- The task -
Spot each line that carries the word "qualified"; copy those lines.

(Collected data)
━━━━━━━━━━━━━━━━

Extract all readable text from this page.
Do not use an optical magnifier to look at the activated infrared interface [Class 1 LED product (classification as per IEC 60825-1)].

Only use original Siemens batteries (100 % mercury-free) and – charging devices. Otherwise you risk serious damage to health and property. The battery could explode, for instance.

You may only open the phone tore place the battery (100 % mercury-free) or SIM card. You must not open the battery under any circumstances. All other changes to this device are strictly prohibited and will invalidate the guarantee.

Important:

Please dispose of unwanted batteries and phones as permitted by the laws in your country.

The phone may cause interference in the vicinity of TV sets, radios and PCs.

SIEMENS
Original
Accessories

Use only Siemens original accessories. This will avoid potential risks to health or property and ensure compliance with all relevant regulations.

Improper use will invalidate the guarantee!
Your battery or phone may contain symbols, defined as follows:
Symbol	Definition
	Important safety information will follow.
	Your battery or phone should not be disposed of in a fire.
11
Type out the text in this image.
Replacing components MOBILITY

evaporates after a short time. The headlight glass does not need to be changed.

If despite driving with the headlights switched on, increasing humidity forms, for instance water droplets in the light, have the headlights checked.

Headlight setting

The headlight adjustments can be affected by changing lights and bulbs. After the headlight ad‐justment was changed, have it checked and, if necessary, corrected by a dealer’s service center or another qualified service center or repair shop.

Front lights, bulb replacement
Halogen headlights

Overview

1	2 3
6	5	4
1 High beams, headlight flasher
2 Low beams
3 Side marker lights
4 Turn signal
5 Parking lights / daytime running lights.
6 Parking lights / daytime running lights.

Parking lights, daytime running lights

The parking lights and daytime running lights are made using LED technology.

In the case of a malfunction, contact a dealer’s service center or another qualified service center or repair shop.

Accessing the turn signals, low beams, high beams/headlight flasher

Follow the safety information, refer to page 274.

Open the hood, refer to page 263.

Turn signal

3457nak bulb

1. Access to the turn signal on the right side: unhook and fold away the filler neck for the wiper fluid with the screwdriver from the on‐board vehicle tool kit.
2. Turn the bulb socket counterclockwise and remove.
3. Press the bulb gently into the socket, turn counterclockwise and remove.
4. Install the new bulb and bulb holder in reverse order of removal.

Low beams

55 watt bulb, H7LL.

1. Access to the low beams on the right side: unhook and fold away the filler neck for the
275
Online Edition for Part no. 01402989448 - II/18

━━━━━━━━━━━━━━━━

- Solution to this task -
The headlight adjustments can be affected by changing lights and bulbs. After the headlight ad‐justment was changed, have it checked and, if necessary, corrected by a dealer’s service center or another qualified service center or repair shop.
In the case of a malfunction, contact a dealer’s service center or another qualified service center or repair shop.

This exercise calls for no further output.